--- Start of Raw records ---

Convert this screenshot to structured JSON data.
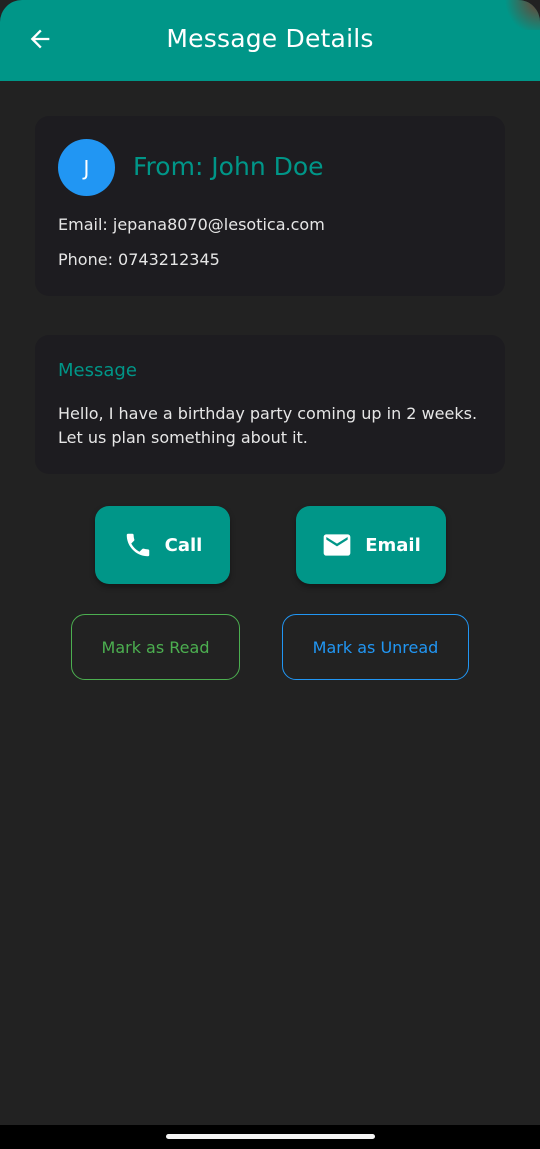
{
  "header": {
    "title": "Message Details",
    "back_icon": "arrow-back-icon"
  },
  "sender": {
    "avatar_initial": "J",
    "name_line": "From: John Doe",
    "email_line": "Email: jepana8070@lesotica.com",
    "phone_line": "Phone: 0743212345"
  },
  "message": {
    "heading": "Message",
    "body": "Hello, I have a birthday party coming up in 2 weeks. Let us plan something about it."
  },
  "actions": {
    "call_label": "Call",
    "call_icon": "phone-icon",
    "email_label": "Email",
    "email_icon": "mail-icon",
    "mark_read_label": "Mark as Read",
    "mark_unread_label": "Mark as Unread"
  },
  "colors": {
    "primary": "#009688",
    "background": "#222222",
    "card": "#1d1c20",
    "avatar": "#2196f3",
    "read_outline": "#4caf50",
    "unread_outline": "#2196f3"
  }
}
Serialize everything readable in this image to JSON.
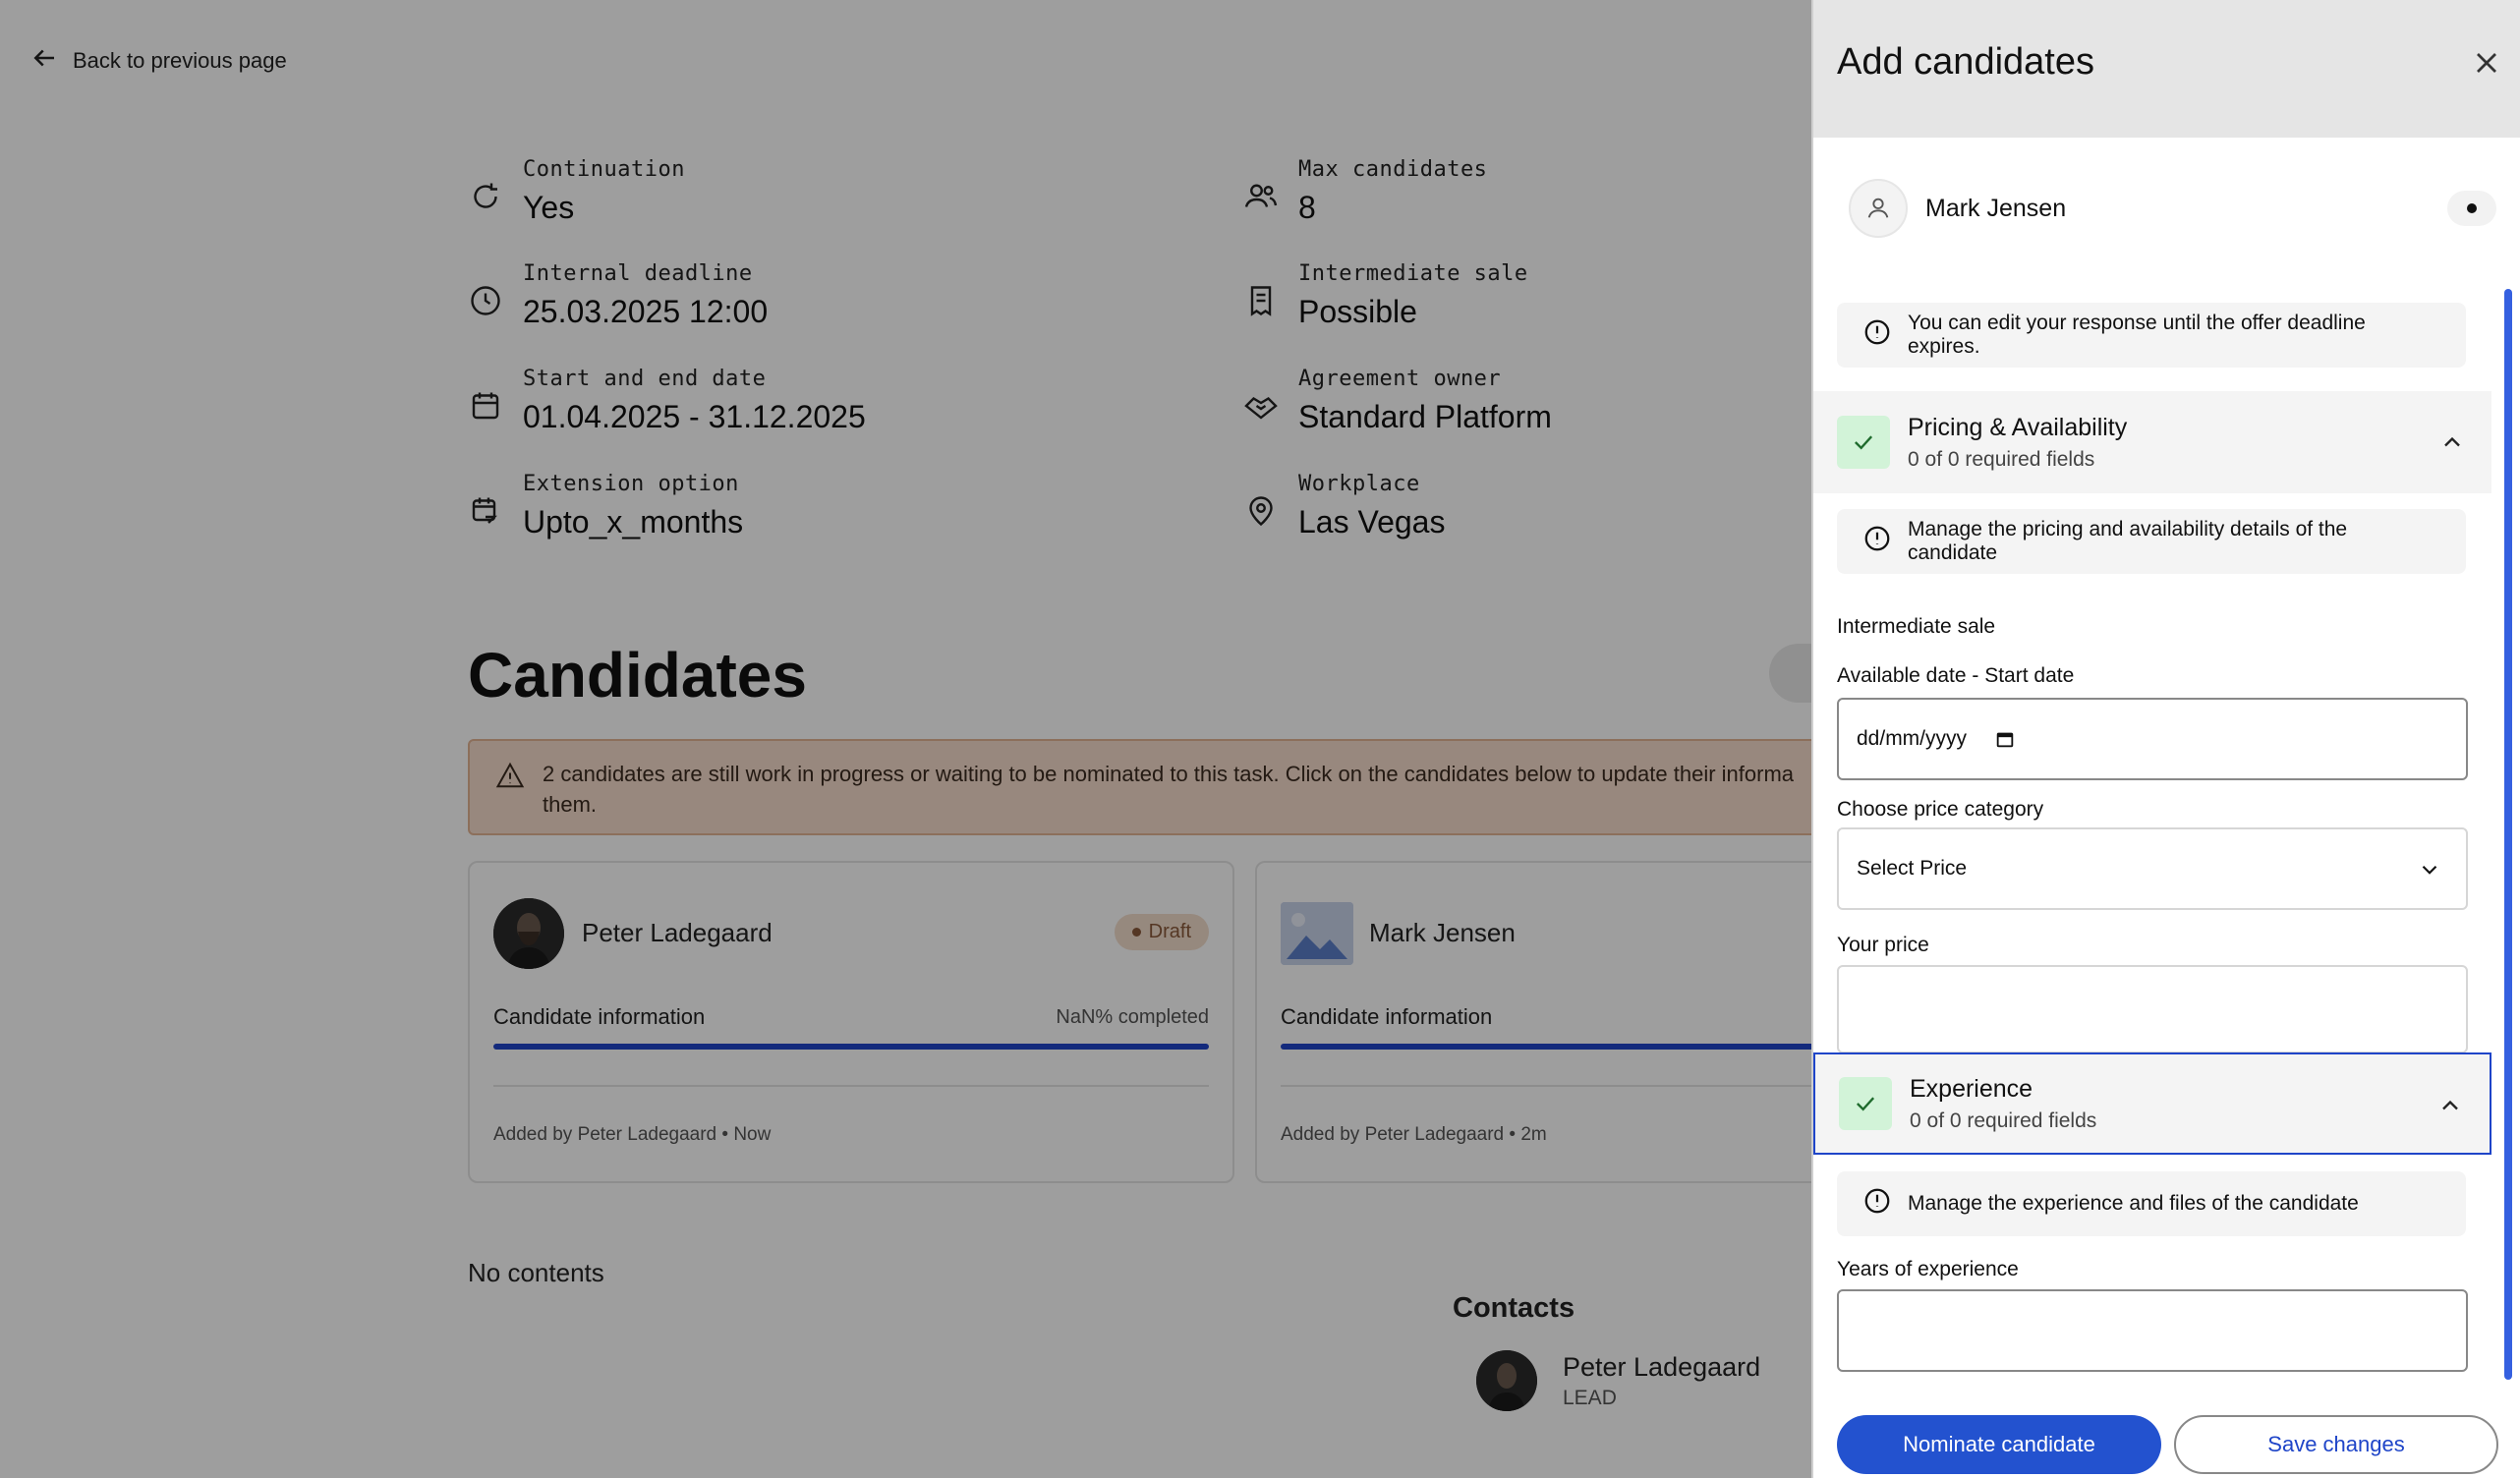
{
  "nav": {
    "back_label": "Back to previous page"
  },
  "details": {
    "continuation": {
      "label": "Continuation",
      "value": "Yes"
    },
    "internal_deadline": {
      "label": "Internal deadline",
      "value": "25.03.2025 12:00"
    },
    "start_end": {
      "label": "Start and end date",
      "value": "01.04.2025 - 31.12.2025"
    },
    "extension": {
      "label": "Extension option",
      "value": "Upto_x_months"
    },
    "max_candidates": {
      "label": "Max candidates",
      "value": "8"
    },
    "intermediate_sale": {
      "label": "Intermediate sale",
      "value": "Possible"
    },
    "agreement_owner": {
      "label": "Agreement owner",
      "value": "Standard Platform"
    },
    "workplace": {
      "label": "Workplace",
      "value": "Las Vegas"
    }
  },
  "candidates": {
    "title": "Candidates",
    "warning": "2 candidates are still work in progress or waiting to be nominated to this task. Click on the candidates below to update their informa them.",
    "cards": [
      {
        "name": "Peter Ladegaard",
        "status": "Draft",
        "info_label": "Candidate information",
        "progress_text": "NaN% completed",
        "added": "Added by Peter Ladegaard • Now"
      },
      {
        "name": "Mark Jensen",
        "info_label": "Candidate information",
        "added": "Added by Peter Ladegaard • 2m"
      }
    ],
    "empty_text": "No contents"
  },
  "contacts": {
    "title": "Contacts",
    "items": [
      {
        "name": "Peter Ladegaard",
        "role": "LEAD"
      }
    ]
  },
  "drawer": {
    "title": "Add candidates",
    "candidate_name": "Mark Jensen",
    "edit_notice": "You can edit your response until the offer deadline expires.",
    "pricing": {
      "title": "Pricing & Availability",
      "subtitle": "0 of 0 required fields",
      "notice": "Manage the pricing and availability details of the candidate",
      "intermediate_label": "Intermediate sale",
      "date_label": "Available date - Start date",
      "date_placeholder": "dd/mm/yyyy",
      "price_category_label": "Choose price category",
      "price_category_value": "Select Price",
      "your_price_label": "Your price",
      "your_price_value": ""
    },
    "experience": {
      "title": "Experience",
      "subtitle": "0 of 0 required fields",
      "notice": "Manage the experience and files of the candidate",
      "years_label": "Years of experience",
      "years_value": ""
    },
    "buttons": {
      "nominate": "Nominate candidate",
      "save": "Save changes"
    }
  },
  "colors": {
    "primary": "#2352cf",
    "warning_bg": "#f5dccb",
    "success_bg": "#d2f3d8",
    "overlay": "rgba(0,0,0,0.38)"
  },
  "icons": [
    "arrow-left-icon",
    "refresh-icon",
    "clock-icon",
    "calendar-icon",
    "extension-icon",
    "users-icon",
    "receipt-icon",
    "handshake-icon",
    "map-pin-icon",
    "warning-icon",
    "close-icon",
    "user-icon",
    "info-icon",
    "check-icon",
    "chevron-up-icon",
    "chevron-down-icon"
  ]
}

--- End of Raw records ---

=== Aim ===
Lines containing "Added" are to be counted. State the total and add nothing.

=== Output ===
2